*Task prompt*
Return the count of lines that hold the string "type", with no other words.
=== Information shown ===
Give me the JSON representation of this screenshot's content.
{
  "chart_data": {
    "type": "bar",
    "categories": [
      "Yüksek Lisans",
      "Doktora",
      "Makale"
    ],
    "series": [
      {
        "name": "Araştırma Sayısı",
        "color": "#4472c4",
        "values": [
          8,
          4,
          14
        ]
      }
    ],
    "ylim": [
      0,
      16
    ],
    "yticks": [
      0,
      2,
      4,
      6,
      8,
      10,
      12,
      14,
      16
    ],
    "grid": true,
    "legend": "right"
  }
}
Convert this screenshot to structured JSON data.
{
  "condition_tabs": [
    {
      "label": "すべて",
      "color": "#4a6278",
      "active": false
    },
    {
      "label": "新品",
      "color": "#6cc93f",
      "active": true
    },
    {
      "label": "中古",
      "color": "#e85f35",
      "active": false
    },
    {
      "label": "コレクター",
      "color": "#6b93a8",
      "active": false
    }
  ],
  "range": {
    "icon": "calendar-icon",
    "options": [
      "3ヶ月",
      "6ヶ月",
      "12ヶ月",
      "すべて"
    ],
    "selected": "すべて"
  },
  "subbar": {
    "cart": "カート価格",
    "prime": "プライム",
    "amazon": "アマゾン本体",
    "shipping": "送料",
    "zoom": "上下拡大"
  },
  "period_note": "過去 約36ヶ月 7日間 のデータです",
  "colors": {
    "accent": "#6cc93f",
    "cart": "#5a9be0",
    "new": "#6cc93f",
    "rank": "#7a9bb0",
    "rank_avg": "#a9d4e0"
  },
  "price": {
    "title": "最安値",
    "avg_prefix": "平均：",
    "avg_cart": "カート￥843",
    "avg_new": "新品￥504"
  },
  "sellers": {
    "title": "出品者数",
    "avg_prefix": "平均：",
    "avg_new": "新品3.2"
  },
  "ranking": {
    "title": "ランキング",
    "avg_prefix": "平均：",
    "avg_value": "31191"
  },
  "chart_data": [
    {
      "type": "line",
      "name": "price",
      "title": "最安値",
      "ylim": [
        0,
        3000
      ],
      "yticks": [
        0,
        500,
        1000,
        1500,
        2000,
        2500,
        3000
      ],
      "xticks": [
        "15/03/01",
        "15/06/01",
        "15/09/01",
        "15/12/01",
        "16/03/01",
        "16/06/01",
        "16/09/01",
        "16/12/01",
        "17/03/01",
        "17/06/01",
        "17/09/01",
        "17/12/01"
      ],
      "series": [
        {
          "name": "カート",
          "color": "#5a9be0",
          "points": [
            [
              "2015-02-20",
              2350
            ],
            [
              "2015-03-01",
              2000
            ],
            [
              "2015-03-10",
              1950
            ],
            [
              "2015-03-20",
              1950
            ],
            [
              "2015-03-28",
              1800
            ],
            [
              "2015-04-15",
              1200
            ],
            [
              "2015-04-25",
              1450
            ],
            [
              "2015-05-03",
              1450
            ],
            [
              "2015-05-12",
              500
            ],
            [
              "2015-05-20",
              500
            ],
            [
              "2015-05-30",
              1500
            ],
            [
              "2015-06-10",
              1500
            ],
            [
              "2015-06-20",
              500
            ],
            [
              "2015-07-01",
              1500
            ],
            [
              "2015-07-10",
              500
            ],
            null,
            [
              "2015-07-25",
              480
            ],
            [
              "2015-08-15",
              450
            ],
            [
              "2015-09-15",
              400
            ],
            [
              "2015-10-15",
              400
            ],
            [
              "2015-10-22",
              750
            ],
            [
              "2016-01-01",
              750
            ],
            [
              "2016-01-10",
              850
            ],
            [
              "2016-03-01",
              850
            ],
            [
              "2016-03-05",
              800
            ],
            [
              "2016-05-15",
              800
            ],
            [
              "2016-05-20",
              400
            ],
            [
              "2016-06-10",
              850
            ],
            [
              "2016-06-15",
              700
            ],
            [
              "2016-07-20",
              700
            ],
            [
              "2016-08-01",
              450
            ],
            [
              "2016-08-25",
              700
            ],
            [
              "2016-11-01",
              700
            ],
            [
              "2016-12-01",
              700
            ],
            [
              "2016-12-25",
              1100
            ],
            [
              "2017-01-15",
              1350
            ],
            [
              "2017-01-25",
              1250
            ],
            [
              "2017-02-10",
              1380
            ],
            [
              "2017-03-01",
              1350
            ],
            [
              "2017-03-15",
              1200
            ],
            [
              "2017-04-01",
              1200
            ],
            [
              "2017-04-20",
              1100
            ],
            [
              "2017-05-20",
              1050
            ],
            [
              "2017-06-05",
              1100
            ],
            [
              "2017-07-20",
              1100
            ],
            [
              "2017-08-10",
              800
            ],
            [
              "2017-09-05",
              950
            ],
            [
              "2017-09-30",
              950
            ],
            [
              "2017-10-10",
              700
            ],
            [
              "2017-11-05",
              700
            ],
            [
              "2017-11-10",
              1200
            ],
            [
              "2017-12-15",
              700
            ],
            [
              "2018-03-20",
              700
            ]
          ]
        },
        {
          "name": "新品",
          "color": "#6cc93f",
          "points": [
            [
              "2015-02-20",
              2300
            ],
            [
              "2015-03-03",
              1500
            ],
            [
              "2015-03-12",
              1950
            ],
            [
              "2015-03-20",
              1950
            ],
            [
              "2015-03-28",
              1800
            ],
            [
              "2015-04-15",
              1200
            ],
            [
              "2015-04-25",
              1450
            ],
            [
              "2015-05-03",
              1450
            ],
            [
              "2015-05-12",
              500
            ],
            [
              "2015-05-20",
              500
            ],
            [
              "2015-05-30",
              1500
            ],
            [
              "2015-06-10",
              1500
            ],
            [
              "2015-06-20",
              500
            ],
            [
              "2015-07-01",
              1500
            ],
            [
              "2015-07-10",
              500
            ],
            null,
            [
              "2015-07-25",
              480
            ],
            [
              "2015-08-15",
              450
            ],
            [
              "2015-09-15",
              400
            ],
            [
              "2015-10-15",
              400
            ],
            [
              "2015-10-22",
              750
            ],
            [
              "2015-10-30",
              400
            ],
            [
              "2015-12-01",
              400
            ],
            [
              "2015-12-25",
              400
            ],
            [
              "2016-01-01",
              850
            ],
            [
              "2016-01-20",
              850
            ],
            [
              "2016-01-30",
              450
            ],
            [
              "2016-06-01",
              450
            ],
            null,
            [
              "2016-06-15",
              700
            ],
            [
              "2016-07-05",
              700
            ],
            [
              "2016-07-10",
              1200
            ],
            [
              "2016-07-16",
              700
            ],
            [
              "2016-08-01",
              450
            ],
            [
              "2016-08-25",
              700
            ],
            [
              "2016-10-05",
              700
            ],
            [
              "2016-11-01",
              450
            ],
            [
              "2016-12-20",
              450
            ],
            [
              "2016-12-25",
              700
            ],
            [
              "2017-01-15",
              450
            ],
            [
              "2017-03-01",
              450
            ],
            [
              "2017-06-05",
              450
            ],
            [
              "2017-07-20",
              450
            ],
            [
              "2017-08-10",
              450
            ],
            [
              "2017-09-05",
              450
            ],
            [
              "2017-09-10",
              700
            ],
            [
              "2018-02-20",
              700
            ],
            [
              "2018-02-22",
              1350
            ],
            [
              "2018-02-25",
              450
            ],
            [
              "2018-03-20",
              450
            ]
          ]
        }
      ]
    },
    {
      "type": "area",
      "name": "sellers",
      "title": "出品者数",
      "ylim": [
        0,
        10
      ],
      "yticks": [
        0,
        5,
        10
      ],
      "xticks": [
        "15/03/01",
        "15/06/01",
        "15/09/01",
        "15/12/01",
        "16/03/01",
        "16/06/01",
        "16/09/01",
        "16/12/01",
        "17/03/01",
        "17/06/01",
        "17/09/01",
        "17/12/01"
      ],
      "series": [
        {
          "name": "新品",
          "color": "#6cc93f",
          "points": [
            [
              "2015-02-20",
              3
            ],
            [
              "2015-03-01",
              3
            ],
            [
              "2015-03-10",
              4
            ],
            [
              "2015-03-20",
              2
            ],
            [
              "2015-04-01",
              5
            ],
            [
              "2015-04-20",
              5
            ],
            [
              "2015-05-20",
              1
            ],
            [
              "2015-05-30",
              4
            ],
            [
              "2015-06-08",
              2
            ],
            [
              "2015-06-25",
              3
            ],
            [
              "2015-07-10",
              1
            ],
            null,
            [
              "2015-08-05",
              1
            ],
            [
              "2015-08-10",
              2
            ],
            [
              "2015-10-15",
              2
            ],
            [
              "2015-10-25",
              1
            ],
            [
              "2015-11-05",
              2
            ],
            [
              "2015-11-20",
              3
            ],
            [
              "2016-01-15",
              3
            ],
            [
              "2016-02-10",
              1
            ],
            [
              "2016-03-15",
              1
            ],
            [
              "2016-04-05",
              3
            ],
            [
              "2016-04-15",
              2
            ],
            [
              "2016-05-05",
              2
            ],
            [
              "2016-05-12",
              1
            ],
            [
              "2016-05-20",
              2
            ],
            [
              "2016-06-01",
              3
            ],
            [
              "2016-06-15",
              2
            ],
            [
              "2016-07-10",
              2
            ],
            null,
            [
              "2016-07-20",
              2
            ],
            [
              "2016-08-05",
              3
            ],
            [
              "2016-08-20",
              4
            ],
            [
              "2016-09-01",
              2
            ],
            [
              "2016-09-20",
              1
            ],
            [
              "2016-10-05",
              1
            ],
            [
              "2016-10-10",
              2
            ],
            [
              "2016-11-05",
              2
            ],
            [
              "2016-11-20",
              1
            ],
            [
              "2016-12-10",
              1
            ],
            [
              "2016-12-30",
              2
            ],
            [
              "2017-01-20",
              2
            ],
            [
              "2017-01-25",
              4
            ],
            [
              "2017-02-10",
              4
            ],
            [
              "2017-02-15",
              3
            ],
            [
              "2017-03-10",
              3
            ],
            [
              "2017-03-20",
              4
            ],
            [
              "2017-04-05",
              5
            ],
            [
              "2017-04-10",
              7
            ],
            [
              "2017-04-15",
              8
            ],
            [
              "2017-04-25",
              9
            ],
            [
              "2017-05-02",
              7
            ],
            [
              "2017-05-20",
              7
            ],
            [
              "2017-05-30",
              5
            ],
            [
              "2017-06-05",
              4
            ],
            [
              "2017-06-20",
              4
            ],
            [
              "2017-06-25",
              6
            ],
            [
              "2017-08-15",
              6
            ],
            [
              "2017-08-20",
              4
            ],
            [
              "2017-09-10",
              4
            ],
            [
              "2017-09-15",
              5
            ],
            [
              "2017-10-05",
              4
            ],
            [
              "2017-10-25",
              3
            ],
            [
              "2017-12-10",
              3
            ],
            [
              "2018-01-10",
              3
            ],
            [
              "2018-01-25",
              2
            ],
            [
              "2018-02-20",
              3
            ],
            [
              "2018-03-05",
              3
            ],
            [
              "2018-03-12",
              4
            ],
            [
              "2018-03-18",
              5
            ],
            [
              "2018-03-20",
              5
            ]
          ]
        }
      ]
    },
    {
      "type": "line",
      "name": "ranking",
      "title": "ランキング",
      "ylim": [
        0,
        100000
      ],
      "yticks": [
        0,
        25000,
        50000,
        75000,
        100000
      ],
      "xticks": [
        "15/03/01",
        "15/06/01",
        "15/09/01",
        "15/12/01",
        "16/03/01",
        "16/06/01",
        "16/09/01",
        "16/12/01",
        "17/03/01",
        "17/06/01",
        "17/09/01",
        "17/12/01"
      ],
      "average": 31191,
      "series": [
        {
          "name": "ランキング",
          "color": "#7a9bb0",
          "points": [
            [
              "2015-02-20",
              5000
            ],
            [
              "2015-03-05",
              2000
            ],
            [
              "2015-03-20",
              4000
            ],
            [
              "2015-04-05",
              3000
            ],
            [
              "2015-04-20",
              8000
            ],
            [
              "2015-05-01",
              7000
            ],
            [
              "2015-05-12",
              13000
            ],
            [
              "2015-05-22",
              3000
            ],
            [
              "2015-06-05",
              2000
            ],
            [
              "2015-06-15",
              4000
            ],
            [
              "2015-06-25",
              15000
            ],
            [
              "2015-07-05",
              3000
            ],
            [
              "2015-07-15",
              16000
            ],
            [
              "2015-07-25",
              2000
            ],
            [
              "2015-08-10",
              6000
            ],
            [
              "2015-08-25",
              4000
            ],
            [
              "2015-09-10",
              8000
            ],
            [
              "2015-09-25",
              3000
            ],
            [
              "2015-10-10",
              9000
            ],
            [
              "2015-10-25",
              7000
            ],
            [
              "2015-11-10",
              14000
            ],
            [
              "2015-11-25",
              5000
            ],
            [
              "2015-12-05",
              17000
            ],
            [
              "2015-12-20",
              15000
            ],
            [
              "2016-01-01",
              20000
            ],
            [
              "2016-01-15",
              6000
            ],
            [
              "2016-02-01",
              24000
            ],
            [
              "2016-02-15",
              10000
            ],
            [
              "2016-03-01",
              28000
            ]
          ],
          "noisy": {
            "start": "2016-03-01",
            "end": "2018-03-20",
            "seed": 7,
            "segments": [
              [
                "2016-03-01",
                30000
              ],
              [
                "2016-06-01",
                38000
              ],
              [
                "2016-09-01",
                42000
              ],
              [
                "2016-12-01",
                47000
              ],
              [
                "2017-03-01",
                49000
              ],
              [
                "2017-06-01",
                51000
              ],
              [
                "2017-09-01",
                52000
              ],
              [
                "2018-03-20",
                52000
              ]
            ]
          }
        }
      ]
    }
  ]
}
===
*Solution for this task*
4